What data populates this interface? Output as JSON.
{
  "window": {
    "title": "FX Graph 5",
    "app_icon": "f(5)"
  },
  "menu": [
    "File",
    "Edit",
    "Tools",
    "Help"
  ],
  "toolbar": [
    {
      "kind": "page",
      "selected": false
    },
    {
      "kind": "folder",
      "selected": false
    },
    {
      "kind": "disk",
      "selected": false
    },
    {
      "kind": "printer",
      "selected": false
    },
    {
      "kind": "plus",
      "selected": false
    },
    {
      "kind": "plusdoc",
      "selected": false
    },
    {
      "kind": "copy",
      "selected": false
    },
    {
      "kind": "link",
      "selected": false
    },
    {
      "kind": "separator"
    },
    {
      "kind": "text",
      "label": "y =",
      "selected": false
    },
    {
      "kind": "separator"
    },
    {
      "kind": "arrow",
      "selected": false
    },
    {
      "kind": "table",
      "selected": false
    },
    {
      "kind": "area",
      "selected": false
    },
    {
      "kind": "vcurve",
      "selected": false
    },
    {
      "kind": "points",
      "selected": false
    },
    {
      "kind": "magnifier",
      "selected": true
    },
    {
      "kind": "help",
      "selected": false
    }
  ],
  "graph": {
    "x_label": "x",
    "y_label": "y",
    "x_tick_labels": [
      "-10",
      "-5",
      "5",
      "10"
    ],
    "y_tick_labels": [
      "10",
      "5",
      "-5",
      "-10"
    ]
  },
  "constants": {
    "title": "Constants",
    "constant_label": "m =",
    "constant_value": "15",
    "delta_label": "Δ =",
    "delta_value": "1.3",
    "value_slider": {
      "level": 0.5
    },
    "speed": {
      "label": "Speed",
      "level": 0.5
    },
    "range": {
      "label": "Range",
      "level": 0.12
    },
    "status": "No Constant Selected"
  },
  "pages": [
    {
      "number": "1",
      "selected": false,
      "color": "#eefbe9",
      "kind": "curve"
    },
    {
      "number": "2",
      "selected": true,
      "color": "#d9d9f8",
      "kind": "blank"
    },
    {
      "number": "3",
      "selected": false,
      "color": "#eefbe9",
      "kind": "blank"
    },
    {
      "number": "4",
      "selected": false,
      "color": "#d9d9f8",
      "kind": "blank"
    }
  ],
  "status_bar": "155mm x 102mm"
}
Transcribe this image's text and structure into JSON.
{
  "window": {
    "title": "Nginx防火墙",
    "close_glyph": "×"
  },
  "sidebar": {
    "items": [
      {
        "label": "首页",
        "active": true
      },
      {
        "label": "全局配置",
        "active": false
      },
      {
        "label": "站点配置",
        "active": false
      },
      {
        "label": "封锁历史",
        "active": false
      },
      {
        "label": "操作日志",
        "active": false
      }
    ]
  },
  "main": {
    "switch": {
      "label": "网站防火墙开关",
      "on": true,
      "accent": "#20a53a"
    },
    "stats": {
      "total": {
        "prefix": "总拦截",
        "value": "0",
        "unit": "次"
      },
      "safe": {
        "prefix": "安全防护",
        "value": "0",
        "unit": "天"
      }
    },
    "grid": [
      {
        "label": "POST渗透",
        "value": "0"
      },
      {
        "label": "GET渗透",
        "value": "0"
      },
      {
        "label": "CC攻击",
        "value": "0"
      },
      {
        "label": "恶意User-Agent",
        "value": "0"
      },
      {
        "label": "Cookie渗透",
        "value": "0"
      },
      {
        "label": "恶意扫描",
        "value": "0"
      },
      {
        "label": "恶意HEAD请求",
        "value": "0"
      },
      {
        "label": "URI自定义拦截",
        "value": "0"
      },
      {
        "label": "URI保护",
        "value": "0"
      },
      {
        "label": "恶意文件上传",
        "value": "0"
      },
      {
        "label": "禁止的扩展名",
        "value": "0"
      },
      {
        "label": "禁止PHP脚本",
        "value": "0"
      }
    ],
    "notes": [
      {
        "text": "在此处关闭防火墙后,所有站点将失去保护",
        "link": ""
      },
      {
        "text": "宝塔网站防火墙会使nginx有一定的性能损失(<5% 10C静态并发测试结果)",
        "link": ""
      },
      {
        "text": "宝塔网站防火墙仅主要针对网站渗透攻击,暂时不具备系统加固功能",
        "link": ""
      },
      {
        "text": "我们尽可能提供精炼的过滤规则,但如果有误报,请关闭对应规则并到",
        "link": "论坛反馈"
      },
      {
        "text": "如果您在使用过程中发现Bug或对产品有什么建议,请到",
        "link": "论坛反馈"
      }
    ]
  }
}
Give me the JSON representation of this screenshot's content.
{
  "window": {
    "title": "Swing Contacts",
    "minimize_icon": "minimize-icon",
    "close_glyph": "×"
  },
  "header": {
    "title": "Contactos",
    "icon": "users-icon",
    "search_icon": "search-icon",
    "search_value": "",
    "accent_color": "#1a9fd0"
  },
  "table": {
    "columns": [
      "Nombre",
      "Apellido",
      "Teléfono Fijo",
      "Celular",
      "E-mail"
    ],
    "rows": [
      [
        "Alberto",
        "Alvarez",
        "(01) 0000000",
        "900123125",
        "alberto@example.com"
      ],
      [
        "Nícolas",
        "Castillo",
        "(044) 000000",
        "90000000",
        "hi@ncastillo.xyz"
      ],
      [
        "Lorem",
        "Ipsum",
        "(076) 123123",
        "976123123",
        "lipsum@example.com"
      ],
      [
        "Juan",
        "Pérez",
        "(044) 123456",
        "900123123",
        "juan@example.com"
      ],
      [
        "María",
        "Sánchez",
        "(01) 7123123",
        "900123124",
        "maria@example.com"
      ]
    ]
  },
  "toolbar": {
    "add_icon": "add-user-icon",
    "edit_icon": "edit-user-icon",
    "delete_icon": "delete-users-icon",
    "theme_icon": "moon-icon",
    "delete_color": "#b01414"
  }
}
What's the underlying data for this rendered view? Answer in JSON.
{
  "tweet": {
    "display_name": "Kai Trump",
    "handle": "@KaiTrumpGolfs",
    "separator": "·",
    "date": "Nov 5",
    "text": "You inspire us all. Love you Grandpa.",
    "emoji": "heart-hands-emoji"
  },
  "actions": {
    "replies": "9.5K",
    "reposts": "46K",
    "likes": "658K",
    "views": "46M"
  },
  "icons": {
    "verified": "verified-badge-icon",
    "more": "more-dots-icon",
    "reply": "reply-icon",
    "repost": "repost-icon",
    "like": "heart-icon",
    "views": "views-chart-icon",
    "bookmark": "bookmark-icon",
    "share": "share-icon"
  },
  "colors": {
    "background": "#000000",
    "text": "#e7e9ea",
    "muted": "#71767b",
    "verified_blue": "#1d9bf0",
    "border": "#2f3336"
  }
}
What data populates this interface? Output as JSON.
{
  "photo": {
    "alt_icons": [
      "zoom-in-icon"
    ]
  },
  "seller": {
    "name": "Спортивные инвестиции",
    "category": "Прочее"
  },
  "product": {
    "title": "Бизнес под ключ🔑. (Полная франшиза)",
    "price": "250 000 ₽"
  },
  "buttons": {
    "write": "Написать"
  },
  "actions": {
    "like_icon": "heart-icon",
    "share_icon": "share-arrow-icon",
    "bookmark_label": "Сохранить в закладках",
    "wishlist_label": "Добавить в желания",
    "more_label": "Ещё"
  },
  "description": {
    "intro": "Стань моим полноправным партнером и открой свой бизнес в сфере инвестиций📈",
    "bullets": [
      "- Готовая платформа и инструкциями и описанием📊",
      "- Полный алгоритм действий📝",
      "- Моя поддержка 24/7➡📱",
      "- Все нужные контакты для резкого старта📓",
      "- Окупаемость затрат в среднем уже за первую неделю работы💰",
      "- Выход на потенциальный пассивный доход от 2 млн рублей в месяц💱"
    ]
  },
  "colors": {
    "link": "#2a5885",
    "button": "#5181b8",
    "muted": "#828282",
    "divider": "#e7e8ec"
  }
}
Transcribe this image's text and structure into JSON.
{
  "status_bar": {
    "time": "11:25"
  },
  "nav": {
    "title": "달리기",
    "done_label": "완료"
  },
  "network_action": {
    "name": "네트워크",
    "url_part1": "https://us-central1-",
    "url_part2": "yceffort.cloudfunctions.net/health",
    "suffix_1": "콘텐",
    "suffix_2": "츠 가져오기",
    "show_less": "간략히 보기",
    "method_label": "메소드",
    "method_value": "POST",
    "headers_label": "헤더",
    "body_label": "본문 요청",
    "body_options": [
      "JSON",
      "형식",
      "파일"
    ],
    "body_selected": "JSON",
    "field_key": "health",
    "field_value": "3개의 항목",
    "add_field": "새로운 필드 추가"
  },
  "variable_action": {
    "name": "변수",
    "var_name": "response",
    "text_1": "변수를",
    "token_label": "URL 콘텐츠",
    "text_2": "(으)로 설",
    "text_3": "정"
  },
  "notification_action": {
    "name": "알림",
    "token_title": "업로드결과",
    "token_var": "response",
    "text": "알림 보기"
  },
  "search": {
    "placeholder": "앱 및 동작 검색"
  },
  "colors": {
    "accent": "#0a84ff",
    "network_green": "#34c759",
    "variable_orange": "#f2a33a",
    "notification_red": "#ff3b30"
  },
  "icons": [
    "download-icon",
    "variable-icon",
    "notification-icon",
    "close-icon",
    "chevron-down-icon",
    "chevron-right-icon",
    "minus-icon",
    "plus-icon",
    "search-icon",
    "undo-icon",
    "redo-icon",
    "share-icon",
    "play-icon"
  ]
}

§ **Exercise requirements**
In the records above, how many lines contain the word "health"? Give the number alone.

§ **Worked solution**
2